▶ _Set task_: Copy every line of the data that contains the string "Call".

▶ _Records supplied_:
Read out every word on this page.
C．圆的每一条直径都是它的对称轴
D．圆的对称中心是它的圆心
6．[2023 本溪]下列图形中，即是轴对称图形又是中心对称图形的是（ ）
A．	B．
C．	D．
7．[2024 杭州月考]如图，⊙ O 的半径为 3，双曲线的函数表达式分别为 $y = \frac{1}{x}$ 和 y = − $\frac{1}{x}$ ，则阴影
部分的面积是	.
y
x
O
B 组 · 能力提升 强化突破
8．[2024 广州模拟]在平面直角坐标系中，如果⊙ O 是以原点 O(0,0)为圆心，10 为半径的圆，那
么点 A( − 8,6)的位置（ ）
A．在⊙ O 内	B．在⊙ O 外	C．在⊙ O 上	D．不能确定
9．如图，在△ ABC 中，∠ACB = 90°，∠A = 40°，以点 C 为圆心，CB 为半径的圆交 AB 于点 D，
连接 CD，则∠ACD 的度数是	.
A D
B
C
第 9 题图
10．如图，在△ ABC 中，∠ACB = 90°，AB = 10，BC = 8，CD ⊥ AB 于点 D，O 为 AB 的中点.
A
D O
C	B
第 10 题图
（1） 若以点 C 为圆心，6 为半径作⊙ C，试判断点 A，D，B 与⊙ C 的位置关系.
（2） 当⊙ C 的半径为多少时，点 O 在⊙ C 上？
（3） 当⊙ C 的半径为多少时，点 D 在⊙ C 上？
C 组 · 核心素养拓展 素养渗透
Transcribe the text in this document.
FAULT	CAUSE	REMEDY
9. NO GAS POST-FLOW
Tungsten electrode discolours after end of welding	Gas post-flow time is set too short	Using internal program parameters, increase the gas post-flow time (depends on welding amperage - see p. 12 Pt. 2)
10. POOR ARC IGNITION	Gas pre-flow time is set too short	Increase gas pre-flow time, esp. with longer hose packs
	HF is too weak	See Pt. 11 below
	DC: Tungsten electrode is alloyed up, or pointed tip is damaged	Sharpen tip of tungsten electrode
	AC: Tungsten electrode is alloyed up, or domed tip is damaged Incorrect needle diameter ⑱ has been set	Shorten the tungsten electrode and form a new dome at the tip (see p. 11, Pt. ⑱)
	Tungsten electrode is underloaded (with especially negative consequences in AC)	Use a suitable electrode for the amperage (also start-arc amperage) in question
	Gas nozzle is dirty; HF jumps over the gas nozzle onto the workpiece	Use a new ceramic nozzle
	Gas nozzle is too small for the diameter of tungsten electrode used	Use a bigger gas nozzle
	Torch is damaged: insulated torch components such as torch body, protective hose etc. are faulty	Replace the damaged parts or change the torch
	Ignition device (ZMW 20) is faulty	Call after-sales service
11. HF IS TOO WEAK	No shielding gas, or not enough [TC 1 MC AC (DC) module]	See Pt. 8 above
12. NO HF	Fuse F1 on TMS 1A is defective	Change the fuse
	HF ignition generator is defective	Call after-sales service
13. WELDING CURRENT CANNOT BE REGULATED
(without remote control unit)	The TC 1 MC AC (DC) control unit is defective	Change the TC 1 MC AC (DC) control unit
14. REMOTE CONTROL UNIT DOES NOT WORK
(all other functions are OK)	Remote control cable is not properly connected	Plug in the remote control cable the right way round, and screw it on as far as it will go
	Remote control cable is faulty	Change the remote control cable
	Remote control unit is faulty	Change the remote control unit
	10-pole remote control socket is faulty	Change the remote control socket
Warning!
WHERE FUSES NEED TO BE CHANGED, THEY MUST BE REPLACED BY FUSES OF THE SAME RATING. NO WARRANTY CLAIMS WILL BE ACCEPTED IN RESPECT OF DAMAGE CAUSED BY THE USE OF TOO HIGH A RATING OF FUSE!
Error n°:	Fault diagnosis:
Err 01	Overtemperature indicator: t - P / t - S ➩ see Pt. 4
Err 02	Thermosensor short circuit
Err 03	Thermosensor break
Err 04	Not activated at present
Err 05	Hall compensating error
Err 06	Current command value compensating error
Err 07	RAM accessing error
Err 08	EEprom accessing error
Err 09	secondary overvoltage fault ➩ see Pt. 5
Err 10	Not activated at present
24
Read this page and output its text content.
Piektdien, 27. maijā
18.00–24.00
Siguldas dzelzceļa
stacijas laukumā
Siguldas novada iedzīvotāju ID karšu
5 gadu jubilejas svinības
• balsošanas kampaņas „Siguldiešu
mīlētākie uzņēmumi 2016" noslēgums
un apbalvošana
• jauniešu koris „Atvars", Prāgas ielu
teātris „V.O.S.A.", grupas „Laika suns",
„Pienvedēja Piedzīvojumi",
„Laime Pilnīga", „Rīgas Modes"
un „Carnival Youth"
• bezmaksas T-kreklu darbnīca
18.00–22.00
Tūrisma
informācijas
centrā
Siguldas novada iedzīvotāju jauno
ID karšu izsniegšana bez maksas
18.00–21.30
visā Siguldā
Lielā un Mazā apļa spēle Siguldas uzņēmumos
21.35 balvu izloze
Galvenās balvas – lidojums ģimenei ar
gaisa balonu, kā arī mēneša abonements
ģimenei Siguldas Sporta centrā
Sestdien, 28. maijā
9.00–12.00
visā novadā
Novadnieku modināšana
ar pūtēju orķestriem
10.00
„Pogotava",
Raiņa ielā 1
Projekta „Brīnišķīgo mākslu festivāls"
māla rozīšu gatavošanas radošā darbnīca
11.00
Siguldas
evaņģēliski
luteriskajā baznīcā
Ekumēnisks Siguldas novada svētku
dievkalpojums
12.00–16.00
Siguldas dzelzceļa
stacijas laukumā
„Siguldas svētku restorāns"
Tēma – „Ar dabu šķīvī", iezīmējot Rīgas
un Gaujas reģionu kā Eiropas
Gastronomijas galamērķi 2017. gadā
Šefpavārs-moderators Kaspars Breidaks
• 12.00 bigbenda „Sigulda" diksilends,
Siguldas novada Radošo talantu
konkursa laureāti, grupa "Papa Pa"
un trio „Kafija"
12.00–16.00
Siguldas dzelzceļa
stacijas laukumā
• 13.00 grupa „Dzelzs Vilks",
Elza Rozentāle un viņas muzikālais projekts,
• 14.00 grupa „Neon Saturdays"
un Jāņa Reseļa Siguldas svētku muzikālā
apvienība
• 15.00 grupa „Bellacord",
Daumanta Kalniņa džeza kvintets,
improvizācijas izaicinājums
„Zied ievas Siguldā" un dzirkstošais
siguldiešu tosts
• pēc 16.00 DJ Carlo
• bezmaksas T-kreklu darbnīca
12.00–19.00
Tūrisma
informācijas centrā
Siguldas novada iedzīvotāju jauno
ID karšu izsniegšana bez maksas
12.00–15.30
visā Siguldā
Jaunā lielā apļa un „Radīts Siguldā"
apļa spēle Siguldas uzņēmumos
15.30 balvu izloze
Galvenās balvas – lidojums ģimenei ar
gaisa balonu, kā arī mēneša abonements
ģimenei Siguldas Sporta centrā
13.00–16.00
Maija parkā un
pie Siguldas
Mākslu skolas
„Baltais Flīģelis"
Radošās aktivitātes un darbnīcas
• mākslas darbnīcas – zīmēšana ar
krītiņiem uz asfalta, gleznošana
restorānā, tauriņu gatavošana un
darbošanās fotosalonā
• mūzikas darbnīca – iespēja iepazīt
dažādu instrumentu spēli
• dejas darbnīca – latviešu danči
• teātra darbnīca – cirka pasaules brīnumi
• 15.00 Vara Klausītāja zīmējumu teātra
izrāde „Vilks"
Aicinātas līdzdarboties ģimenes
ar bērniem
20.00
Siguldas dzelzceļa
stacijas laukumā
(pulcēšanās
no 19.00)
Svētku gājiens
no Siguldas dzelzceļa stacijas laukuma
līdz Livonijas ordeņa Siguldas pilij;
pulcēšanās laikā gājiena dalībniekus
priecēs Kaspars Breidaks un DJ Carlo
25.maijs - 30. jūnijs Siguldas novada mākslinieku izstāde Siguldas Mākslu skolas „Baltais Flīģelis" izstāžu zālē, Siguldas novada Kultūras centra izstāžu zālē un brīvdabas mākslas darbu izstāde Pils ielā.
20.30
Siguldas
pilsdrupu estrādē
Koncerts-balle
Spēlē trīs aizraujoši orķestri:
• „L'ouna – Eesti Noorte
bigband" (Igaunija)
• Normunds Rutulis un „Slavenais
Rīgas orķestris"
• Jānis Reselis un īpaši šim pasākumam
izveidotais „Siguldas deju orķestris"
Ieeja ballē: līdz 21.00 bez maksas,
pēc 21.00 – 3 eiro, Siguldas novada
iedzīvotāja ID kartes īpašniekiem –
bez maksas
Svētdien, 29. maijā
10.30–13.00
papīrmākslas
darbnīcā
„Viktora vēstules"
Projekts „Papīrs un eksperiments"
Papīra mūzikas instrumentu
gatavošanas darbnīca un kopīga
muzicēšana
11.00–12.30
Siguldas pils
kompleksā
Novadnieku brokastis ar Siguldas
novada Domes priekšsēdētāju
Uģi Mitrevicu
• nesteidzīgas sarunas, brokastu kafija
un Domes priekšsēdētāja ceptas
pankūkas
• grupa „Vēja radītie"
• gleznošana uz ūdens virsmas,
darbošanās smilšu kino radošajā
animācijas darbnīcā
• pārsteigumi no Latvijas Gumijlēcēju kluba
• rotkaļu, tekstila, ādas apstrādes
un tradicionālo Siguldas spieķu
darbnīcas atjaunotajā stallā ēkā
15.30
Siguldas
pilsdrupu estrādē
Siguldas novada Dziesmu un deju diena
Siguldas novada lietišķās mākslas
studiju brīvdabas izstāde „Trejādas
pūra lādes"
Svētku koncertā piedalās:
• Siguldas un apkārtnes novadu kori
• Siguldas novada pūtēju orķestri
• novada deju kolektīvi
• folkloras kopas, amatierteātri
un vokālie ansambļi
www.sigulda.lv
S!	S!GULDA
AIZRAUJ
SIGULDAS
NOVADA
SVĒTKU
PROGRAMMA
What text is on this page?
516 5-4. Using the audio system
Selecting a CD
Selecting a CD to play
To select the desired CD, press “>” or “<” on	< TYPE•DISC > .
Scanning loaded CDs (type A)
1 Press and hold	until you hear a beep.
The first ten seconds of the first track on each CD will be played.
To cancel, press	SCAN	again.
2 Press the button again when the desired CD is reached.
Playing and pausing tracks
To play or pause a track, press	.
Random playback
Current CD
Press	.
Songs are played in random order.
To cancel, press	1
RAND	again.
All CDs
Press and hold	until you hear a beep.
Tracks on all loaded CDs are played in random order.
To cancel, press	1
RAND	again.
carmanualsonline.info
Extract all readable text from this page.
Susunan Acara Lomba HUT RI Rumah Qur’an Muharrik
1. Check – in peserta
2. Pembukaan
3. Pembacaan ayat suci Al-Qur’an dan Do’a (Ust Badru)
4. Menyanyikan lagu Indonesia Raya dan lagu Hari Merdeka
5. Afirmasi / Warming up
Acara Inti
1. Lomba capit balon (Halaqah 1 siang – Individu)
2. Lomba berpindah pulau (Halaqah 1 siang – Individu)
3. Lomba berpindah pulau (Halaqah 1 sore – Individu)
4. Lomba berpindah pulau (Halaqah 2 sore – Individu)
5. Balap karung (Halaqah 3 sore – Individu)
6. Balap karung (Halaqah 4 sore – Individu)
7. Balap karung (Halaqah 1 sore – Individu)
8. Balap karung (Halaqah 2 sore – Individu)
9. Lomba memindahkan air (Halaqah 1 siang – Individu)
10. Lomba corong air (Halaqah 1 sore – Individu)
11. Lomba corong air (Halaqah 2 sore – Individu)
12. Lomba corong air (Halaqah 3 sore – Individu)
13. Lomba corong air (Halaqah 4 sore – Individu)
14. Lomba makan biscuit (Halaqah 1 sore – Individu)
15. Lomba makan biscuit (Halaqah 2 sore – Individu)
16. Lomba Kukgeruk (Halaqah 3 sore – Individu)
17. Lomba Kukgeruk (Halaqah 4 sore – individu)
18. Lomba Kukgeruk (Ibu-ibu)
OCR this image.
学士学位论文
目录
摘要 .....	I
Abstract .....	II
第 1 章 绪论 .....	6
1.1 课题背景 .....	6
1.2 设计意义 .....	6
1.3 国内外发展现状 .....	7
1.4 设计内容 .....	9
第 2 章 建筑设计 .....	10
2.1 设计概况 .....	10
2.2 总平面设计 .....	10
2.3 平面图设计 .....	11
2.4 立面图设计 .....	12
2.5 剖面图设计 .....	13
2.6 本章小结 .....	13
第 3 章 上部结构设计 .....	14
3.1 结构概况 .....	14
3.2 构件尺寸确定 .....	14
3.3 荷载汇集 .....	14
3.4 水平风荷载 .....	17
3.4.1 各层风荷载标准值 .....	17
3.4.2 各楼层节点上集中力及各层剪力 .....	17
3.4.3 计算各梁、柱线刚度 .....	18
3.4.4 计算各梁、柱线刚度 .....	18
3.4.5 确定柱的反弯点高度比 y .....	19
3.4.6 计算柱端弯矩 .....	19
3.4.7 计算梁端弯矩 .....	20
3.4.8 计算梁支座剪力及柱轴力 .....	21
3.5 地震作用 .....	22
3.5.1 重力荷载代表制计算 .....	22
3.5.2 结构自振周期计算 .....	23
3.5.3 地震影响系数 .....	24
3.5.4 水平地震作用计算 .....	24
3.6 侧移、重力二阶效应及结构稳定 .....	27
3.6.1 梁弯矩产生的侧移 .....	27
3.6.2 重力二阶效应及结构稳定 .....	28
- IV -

▶ _Final answer_:
	Ignition device (ZMW 20) is faulty	Call after-sales service
	HF ignition generator is defective	Call after-sales service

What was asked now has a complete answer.